[Saved data entries]
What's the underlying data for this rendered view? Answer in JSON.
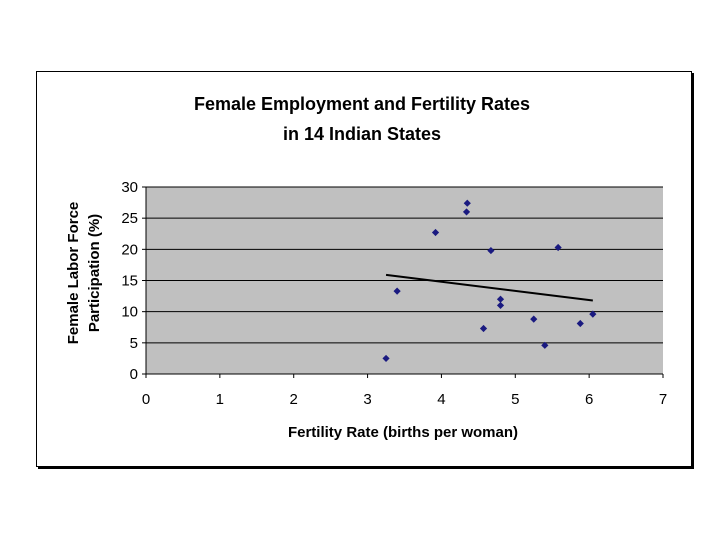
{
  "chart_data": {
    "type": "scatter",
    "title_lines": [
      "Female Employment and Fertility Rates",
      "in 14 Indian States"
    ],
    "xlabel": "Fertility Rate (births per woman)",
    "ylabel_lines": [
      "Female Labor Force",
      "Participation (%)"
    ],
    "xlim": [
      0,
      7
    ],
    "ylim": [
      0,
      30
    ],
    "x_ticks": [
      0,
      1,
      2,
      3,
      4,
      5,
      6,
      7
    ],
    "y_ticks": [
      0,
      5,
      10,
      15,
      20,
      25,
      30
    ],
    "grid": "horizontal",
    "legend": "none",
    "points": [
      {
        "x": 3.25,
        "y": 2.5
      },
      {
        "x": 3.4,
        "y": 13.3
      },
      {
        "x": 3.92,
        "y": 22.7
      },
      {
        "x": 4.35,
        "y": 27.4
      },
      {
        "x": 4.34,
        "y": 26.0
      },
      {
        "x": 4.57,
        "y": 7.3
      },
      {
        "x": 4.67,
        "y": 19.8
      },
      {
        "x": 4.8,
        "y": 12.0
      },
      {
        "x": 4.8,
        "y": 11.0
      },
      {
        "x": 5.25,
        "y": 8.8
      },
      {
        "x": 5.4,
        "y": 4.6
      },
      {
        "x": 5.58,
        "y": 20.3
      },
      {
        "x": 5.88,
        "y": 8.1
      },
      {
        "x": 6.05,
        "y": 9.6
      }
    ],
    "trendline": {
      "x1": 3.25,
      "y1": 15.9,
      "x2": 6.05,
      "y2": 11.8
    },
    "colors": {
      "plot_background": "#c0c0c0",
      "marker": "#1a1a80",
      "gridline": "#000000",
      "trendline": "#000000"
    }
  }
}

#### TASK STATEMENT
Make an exact copy of every entry above, minus the images.

#### TASK OUTPUT
What's the underlying data for this rendered view? Answer in JSON.
{
  "chart_data": {
    "type": "scatter",
    "title_lines": [
      "Female Employment and Fertility Rates",
      "in 14 Indian States"
    ],
    "xlabel": "Fertility Rate (births per woman)",
    "ylabel_lines": [
      "Female Labor Force",
      "Participation (%)"
    ],
    "xlim": [
      0,
      7
    ],
    "ylim": [
      0,
      30
    ],
    "x_ticks": [
      0,
      1,
      2,
      3,
      4,
      5,
      6,
      7
    ],
    "y_ticks": [
      0,
      5,
      10,
      15,
      20,
      25,
      30
    ],
    "grid": "horizontal",
    "legend": "none",
    "points": [
      {
        "x": 3.25,
        "y": 2.5
      },
      {
        "x": 3.4,
        "y": 13.3
      },
      {
        "x": 3.92,
        "y": 22.7
      },
      {
        "x": 4.35,
        "y": 27.4
      },
      {
        "x": 4.34,
        "y": 26.0
      },
      {
        "x": 4.57,
        "y": 7.3
      },
      {
        "x": 4.67,
        "y": 19.8
      },
      {
        "x": 4.8,
        "y": 12.0
      },
      {
        "x": 4.8,
        "y": 11.0
      },
      {
        "x": 5.25,
        "y": 8.8
      },
      {
        "x": 5.4,
        "y": 4.6
      },
      {
        "x": 5.58,
        "y": 20.3
      },
      {
        "x": 5.88,
        "y": 8.1
      },
      {
        "x": 6.05,
        "y": 9.6
      }
    ],
    "trendline": {
      "x1": 3.25,
      "y1": 15.9,
      "x2": 6.05,
      "y2": 11.8
    },
    "colors": {
      "plot_background": "#c0c0c0",
      "marker": "#1a1a80",
      "gridline": "#000000",
      "trendline": "#000000"
    }
  }
}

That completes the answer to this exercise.